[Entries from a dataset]
********************
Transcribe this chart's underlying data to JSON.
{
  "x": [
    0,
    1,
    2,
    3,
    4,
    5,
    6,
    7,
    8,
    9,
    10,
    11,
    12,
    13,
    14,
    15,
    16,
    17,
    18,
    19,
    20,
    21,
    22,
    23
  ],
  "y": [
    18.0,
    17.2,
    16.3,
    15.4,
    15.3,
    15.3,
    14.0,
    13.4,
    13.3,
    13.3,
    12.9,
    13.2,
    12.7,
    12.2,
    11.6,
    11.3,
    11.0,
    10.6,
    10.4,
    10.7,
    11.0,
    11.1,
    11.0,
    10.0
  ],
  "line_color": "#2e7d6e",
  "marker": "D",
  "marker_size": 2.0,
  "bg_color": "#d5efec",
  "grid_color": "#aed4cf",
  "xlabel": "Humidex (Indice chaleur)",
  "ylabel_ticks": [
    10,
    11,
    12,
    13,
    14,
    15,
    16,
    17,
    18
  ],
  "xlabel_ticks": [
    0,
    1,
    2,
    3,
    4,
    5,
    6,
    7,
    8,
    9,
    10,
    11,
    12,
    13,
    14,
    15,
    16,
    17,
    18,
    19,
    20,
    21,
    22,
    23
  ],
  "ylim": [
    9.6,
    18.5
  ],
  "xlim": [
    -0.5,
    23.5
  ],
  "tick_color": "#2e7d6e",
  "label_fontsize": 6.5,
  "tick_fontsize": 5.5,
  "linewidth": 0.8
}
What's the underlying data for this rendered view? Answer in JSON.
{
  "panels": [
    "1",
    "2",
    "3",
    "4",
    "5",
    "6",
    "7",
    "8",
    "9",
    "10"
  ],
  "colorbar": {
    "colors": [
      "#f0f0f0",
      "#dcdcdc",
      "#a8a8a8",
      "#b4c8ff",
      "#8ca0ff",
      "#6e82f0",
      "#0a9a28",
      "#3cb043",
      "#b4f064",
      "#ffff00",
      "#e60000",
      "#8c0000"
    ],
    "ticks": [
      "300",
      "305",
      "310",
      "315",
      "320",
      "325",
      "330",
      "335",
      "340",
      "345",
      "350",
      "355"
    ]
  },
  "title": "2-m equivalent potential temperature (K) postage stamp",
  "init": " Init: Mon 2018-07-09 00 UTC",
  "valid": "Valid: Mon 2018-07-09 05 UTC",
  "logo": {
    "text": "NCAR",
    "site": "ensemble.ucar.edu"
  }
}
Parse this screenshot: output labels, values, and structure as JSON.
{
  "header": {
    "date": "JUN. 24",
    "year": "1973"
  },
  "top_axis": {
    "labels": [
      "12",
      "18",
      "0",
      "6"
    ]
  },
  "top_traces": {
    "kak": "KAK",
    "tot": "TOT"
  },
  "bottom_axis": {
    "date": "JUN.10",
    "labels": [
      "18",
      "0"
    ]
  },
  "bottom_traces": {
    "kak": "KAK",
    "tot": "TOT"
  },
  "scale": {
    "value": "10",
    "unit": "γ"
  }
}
********************
• REQUIRED TASK
Copy each line of the data above without altering a single character.

• RESULT OF THE TASK
Transcribe this chart's underlying data to JSON.
{
  "x": [
    0,
    1,
    2,
    3,
    4,
    5,
    6,
    7,
    8,
    9,
    10,
    11,
    12,
    13,
    14,
    15,
    16,
    17,
    18,
    19,
    20,
    21,
    22,
    23
  ],
  "y": [
    18.0,
    17.2,
    16.3,
    15.4,
    15.3,
    15.3,
    14.0,
    13.4,
    13.3,
    13.3,
    12.9,
    13.2,
    12.7,
    12.2,
    11.6,
    11.3,
    11.0,
    10.6,
    10.4,
    10.7,
    11.0,
    11.1,
    11.0,
    10.0
  ],
  "line_color": "#2e7d6e",
  "marker": "D",
  "marker_size": 2.0,
  "bg_color": "#d5efec",
  "grid_color": "#aed4cf",
  "xlabel": "Humidex (Indice chaleur)",
  "ylabel_ticks": [
    10,
    11,
    12,
    13,
    14,
    15,
    16,
    17,
    18
  ],
  "xlabel_ticks": [
    0,
    1,
    2,
    3,
    4,
    5,
    6,
    7,
    8,
    9,
    10,
    11,
    12,
    13,
    14,
    15,
    16,
    17,
    18,
    19,
    20,
    21,
    22,
    23
  ],
  "ylim": [
    9.6,
    18.5
  ],
  "xlim": [
    -0.5,
    23.5
  ],
  "tick_color": "#2e7d6e",
  "label_fontsize": 6.5,
  "tick_fontsize": 5.5,
  "linewidth": 0.8
}
What's the underlying data for this rendered view? Answer in JSON.
{
  "panels": [
    "1",
    "2",
    "3",
    "4",
    "5",
    "6",
    "7",
    "8",
    "9",
    "10"
  ],
  "colorbar": {
    "colors": [
      "#f0f0f0",
      "#dcdcdc",
      "#a8a8a8",
      "#b4c8ff",
      "#8ca0ff",
      "#6e82f0",
      "#0a9a28",
      "#3cb043",
      "#b4f064",
      "#ffff00",
      "#e60000",
      "#8c0000"
    ],
    "ticks": [
      "300",
      "305",
      "310",
      "315",
      "320",
      "325",
      "330",
      "335",
      "340",
      "345",
      "350",
      "355"
    ]
  },
  "title": "2-m equivalent potential temperature (K) postage stamp",
  "init": " Init: Mon 2018-07-09 00 UTC",
  "valid": "Valid: Mon 2018-07-09 05 UTC",
  "logo": {
    "text": "NCAR",
    "site": "ensemble.ucar.edu"
  }
}
Parse this screenshot: output labels, values, and structure as JSON.
{
  "header": {
    "date": "JUN. 24",
    "year": "1973"
  },
  "top_axis": {
    "labels": [
      "12",
      "18",
      "0",
      "6"
    ]
  },
  "top_traces": {
    "kak": "KAK",
    "tot": "TOT"
  },
  "bottom_axis": {
    "date": "JUN.10",
    "labels": [
      "18",
      "0"
    ]
  },
  "bottom_traces": {
    "kak": "KAK",
    "tot": "TOT"
  },
  "scale": {
    "value": "10",
    "unit": "γ"
  }
}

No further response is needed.